Document text.
Image: Penguin Random House

Published in the Witness: 25/11/2019

A new novel from Marguerite Poland, one of South Africa’s most accomplished and consistent writers, is cause for celebration.

Poland’s meticulous research gives this novel, set mainly in the Eastern Cape in the second half of the 19th century, gravitas and importance.

Her central character is Stephen Malusi Mzamane, who, as a child, is taken in by Anglican missionaries following the cattle killing in the area and the resulting famine. But though he is saved from physical starvation, he is thrown into an emotional minefield.

He and his older brother are bright, capable children and are dispatched to the Native College in Grahamstown, from where the most promising students will be sent to be trained at the Missionary College in Canterbury, England. The elder Mzamane blots his copybook,  so it is Stephen who gets the coveted prize.

He is trained to be a black Englishman, playing chess and at increasing ease in drawing rooms, even though he is seen as an exotic, someone to be subtly patronised.

But when he returns to the Eastern Cape, he is met by the full might of colonial prejudice, both within and beyond the church.

He is sent off to a remote, impoverished mission where the true extent of his dislocation from both his colonial masters and his own amaNgqika people is brutally exposed. A deeply moral and thoughtful man, he is forced into a position where something will have to give.

Poland has said the inspiration for her protagonist came from a real Anglican deacon, whose moving life story is mirrored in Stephen’s. The very few white people who could even see how his identity had been shattered, bringing with it insurmountable problems, were either too naive or not in a position to help him as he struggled, in the words of the novel, with “the expectations which were given him and then denied”.

It is a brutal and tragic story, redeemed by Poland’s sympathetic and skilled telling. And by exposing much of the agony and blindness of the colonial enterprise without the ranting and name-calling that so often accompanies it, A Sin of Omission has a gut-wrenching power.

Listing.
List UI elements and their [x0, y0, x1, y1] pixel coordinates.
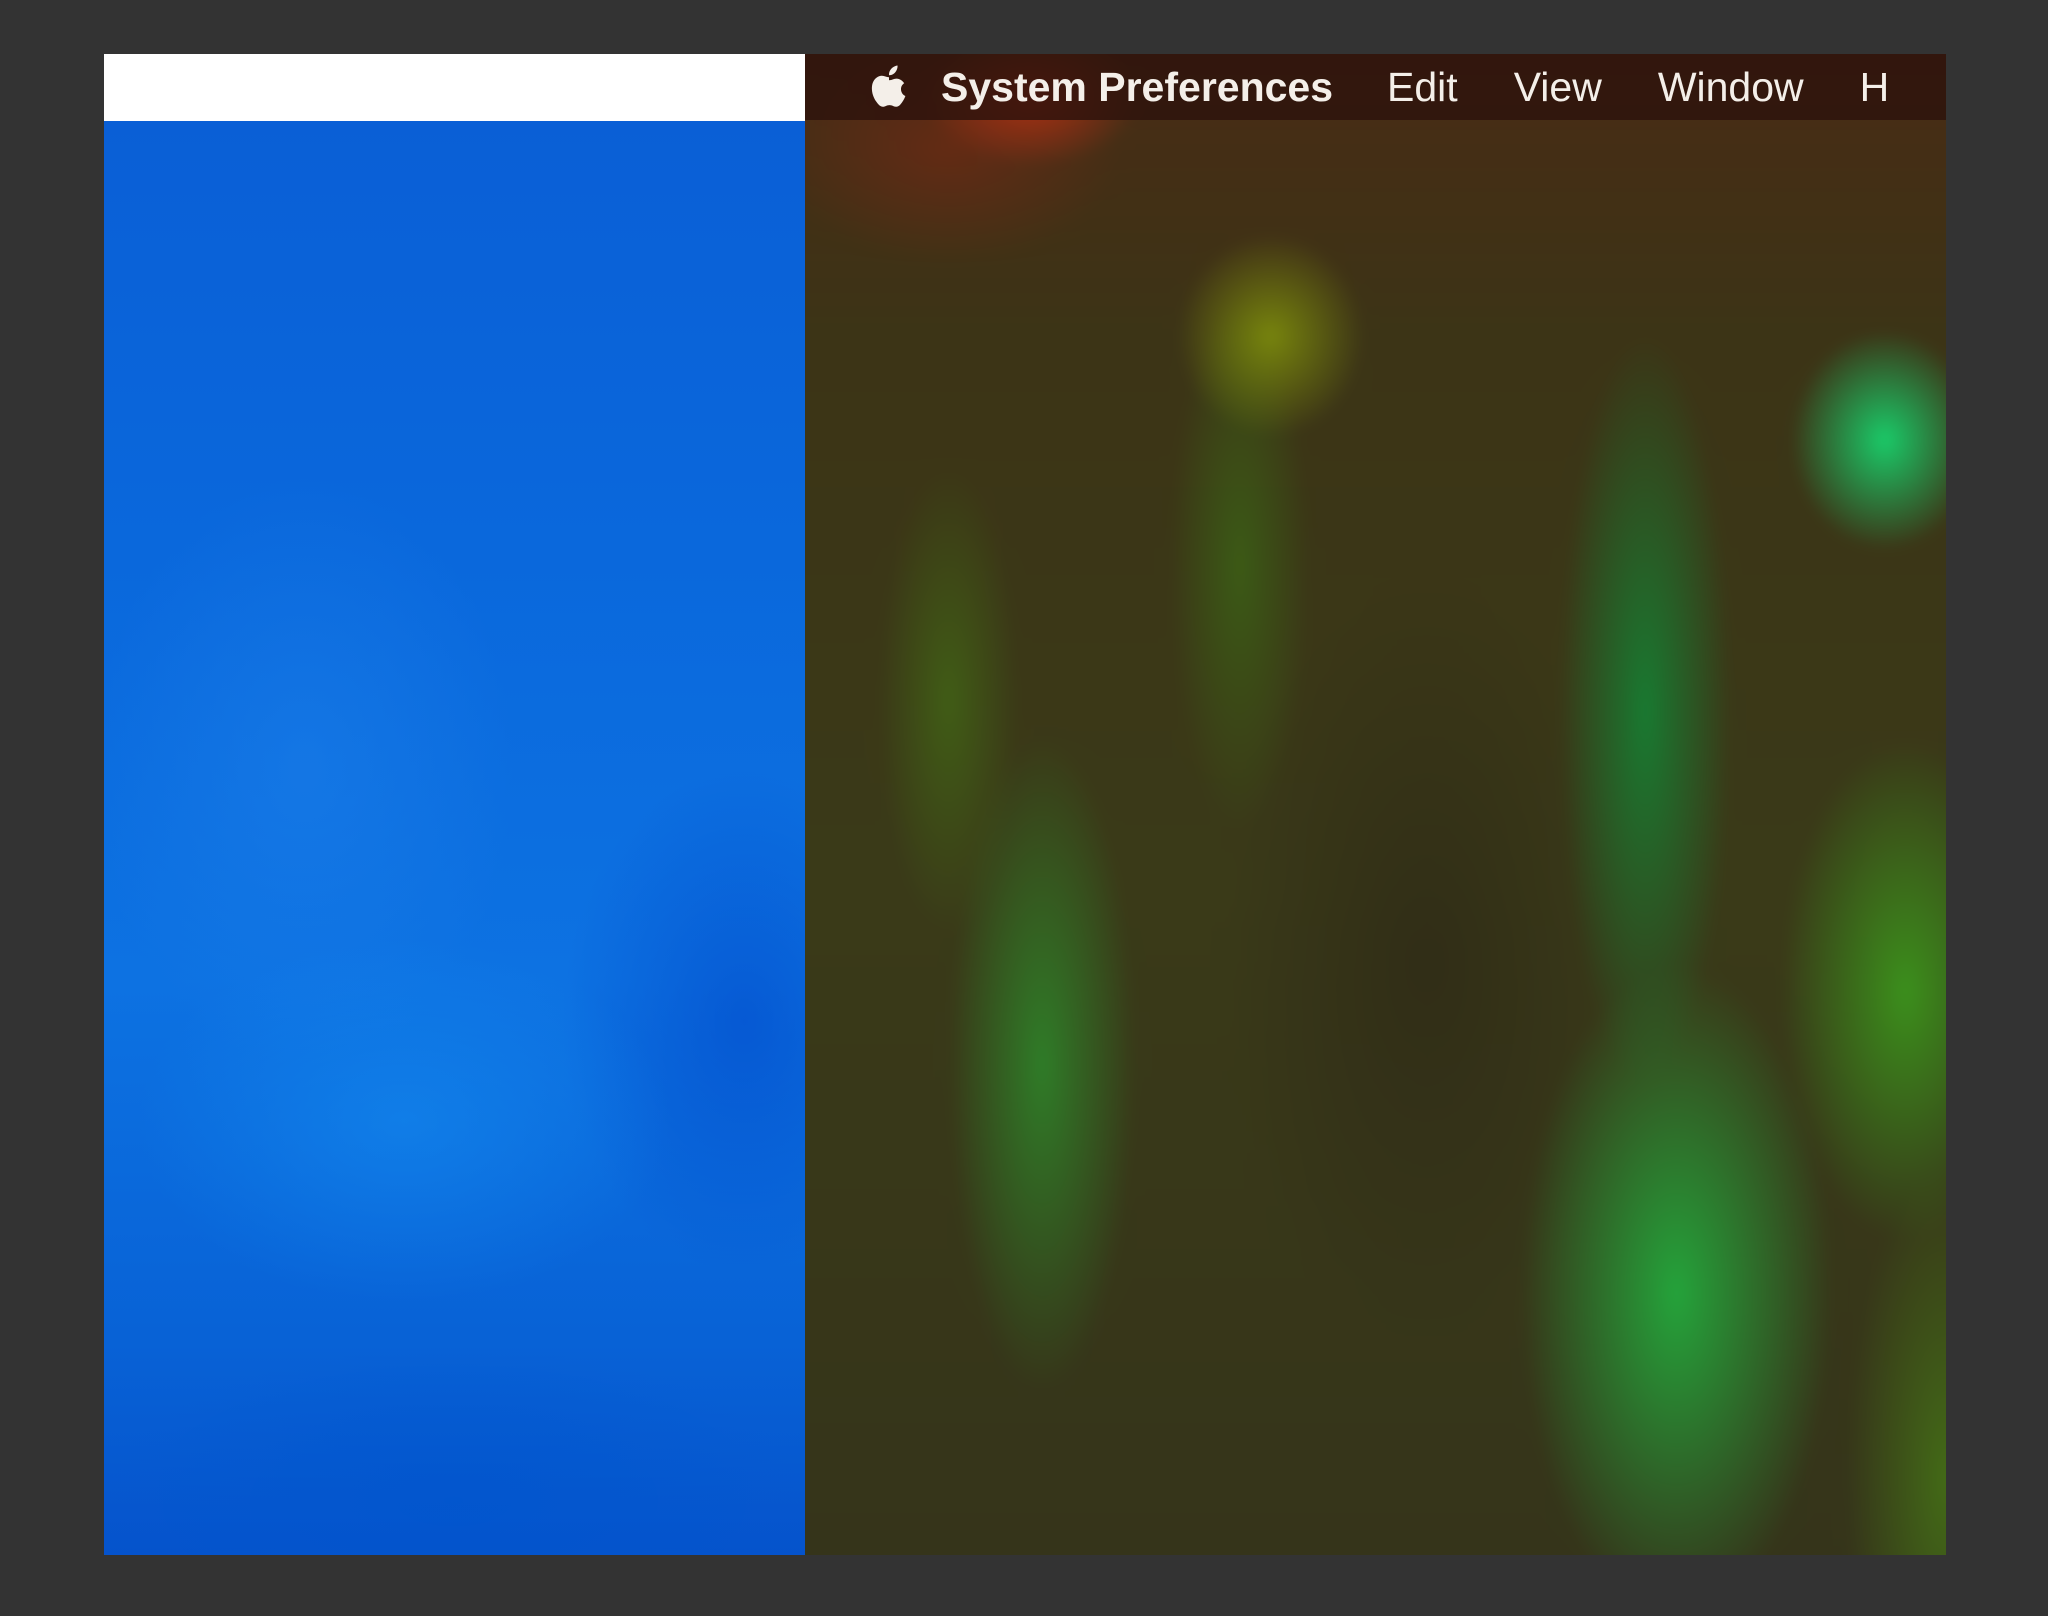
left-screen: [104, 54, 805, 1555]
right-screen: System Preferences Edit View Window H: [805, 54, 1946, 1555]
screenshot-comparison: System Preferences Edit View Window H: [104, 54, 1946, 1555]
menu-view[interactable]: View: [1514, 64, 1602, 111]
desktop-wallpaper: [805, 54, 1946, 1555]
menu-help[interactable]: H: [1860, 64, 1890, 111]
left-desktop-wallpaper: [104, 121, 805, 1555]
menu-app-name[interactable]: System Preferences: [941, 64, 1333, 111]
menu-edit[interactable]: Edit: [1387, 64, 1458, 111]
menu-window[interactable]: Window: [1658, 64, 1804, 111]
menu-bar: System Preferences Edit View Window H: [805, 54, 1946, 120]
apple-icon: [871, 65, 906, 107]
apple-menu-icon[interactable]: [865, 62, 913, 112]
left-menubar: [104, 54, 805, 121]
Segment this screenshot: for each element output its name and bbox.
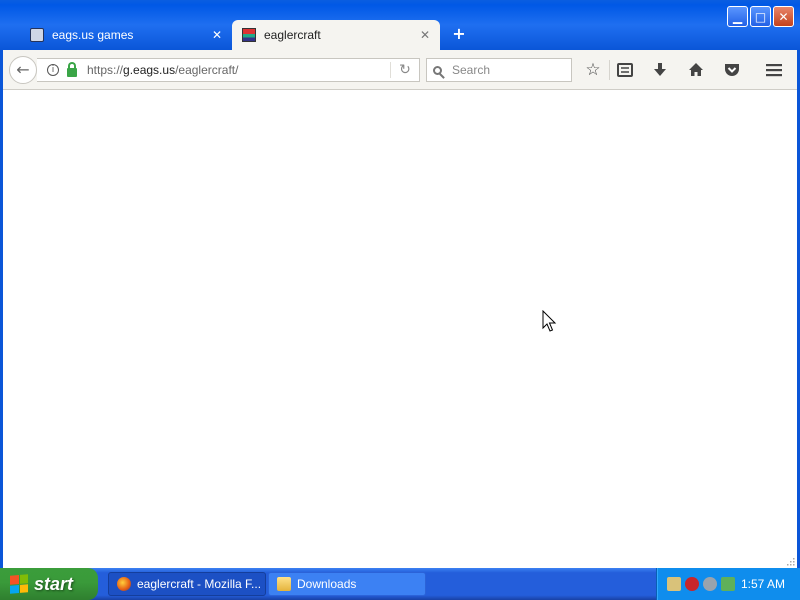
url-path: /eaglercraft/	[175, 63, 239, 77]
search-icon	[433, 65, 442, 75]
back-button[interactable]: ←	[9, 56, 37, 84]
taskbar-item-downloads[interactable]: Downloads	[268, 572, 426, 596]
network-tray-icon[interactable]	[667, 577, 681, 591]
reload-icon[interactable]: ↻	[390, 62, 419, 78]
minimize-button[interactable]: ▁	[727, 6, 748, 27]
tab-close-icon[interactable]: ✕	[416, 28, 434, 42]
system-tray: 1:57 AM	[656, 568, 800, 600]
tab-title: eags.us games	[52, 28, 134, 42]
downloads-icon[interactable]	[649, 59, 671, 81]
tab-eags-games[interactable]: eags.us games ✕	[20, 20, 232, 50]
bookmark-star-icon[interactable]: ☆	[582, 59, 604, 81]
mouse-cursor-icon	[542, 310, 557, 332]
window-controls: ▁ □ ✕	[727, 6, 794, 27]
page-content[interactable]	[3, 90, 797, 568]
site-favicon-icon	[30, 28, 44, 42]
toolbar-separator	[609, 60, 610, 80]
tab-title: eaglercraft	[264, 28, 321, 42]
menu-icon[interactable]	[763, 59, 785, 81]
start-label: start	[34, 573, 74, 594]
url-prefix: https://	[87, 63, 124, 77]
taskbar: start eaglercraft - Mozilla F... Downloa…	[0, 568, 800, 600]
taskbar-item-firefox[interactable]: eaglercraft - Mozilla F...	[108, 572, 266, 596]
reading-list-icon[interactable]	[614, 59, 636, 81]
taskbar-item-label: Downloads	[297, 577, 357, 591]
start-button[interactable]: start	[0, 568, 98, 600]
taskbar-item-label: eaglercraft - Mozilla F...	[137, 577, 262, 591]
resize-grip-icon[interactable]	[785, 556, 795, 566]
home-icon[interactable]	[685, 59, 707, 81]
new-tab-button[interactable]: +	[450, 25, 468, 43]
lock-icon[interactable]	[67, 61, 77, 77]
security-shield-icon[interactable]	[685, 577, 699, 591]
windows-logo-icon	[10, 574, 28, 594]
maximize-button[interactable]: □	[750, 6, 771, 27]
firefox-icon	[117, 577, 131, 591]
close-window-button[interactable]: ✕	[773, 6, 794, 27]
search-input[interactable]: Search	[426, 58, 572, 82]
search-placeholder: Search	[452, 63, 491, 77]
clock[interactable]: 1:57 AM	[741, 577, 785, 591]
eaglercraft-favicon-icon	[242, 28, 256, 42]
url-bar[interactable]: i https://g.eags.us/eaglercraft/ ↻	[37, 58, 420, 82]
tab-close-icon[interactable]: ✕	[208, 28, 226, 42]
speaker-tray-icon[interactable]	[703, 577, 717, 591]
window-titlebar[interactable]: ▁ □ ✕ eags.us games ✕ eaglercraft ✕ +	[0, 0, 800, 50]
navigation-toolbar: ← i https://g.eags.us/eaglercraft/ ↻ Sea…	[3, 50, 797, 90]
tab-eaglercraft[interactable]: eaglercraft ✕	[232, 20, 440, 50]
url-text[interactable]: https://g.eags.us/eaglercraft/	[87, 63, 390, 77]
pocket-icon[interactable]	[721, 59, 743, 81]
safely-remove-tray-icon[interactable]	[721, 577, 735, 591]
url-domain: g.eags.us	[123, 63, 176, 77]
folder-icon	[277, 577, 291, 591]
info-icon[interactable]: i	[47, 64, 59, 76]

Written instruction 1. Pull from the book review the passage that opens with the words containing "A new novel" and closes with "the coveted prize.", copied word for word.
Written instruction 2. According to the book review, at which college in England are the most promising students from the Native College in Grahamstown trained?

Worked answer 1.
A new novel from Marguerite Poland, one of South Africa’s most accomplished and consistent writers, is cause for celebration.

Poland’s meticulous research gives this novel, set mainly in the Eastern Cape in the second half of the 19th century, gravitas and importance.

Her central character is Stephen Malusi Mzamane, who, as a child, is taken in by Anglican missionaries following the cattle killing in the area and the resulting famine. But though he is saved from physical starvation, he is thrown into an emotional minefield.

He and his older brother are bright, capable children and are dispatched to the Native College in Grahamstown, from where the most promising students will be sent to be trained at the Missionary College in Canterbury, England. The elder Mzamane blots his copybook,  so it is Stephen who gets the coveted prize.

Worked answer 2. The Missionary College in Canterbury, England.